Stored items:
---
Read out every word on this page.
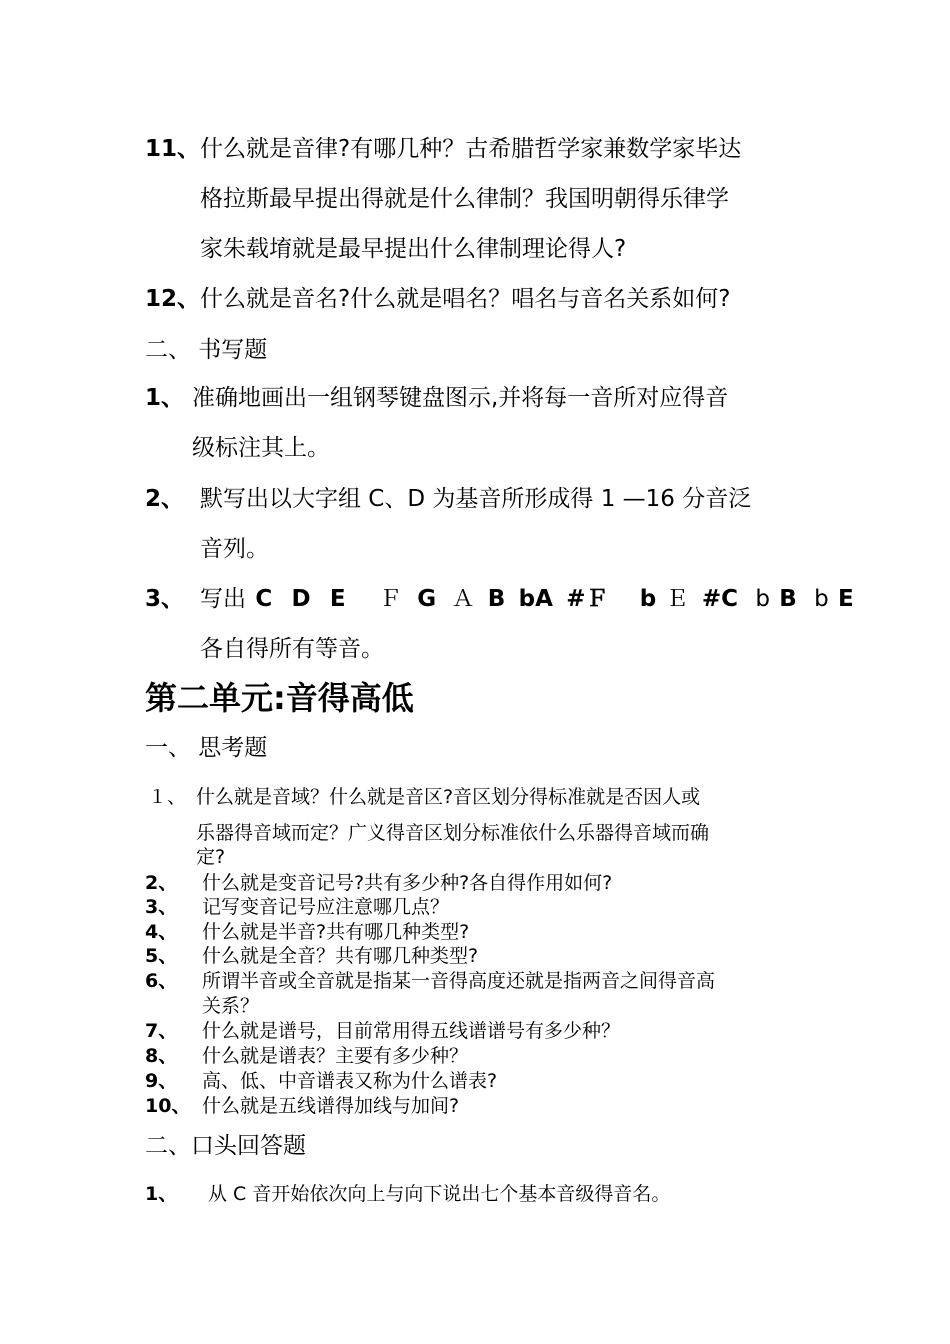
11、 什么就是音律?有哪几种？古希腊哲学家兼数学家毕达
格拉斯最早提出得就是什么律制？我国明朝得乐律学
家朱载堉就是最早提出什么律制理论得人?
12、 什么就是音名?什么就是唱名？唱名与音名关系如何?
二、 书写题
1、 准确地画出一组钢琴键盘图示,并将每一音所对应得音
级标注其上。
2、 默写出以大字组 C、D 为基音所形成得 1 —16 分音泛
音列。
3、 写出 C D E Ｆ G Ａ B bA #Ｆ b Ｅ #C b B b E
各自得所有等音。
第二单元:音得高低
一、 思考题
１、 什么就是音域？什么就是音区?音区划分得标准就是否因人或
乐器得音域而定？广义得音区划分标准依什么乐器得音域而确
定?
2、 什么就是变音记号?共有多少种?各自得作用如何?
3、 记写变音记号应注意哪几点？
4、 什么就是半音?共有哪几种类型?
5、 什么就是全音？共有哪几种类型?
6、 所谓半音或全音就是指某一音得高度还就是指两音之间得音高
关系？
7、 什么就是谱号，目前常用得五线谱谱号有多少种？
8、 什么就是谱表？主要有多少种？
9、 高、低、中音谱表又称为什么谱表?
10、 什么就是五线谱得加线与加间?
二、口头回答题
1、 从 C 音开始依次向上与向下说出七个基本音级得音名。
---
What is expected
Each record above should come back exactly the same, only without its pictures.

Full output
Read out every word on this page.
11、 什么就是音律?有哪几种？古希腊哲学家兼数学家毕达
格拉斯最早提出得就是什么律制？我国明朝得乐律学
家朱载堉就是最早提出什么律制理论得人?
12、 什么就是音名?什么就是唱名？唱名与音名关系如何?
二、 书写题
1、 准确地画出一组钢琴键盘图示,并将每一音所对应得音
级标注其上。
2、 默写出以大字组 C、D 为基音所形成得 1 —16 分音泛
音列。
3、 写出 C D E Ｆ G Ａ B bA #Ｆ b Ｅ #C b B b E
各自得所有等音。
第二单元:音得高低
一、 思考题
１、 什么就是音域？什么就是音区?音区划分得标准就是否因人或
乐器得音域而定？广义得音区划分标准依什么乐器得音域而确
定?
2、 什么就是变音记号?共有多少种?各自得作用如何?
3、 记写变音记号应注意哪几点？
4、 什么就是半音?共有哪几种类型?
5、 什么就是全音？共有哪几种类型?
6、 所谓半音或全音就是指某一音得高度还就是指两音之间得音高
关系？
7、 什么就是谱号，目前常用得五线谱谱号有多少种？
8、 什么就是谱表？主要有多少种？
9、 高、低、中音谱表又称为什么谱表?
10、 什么就是五线谱得加线与加间?
二、口头回答题
1、 从 C 音开始依次向上与向下说出七个基本音级得音名。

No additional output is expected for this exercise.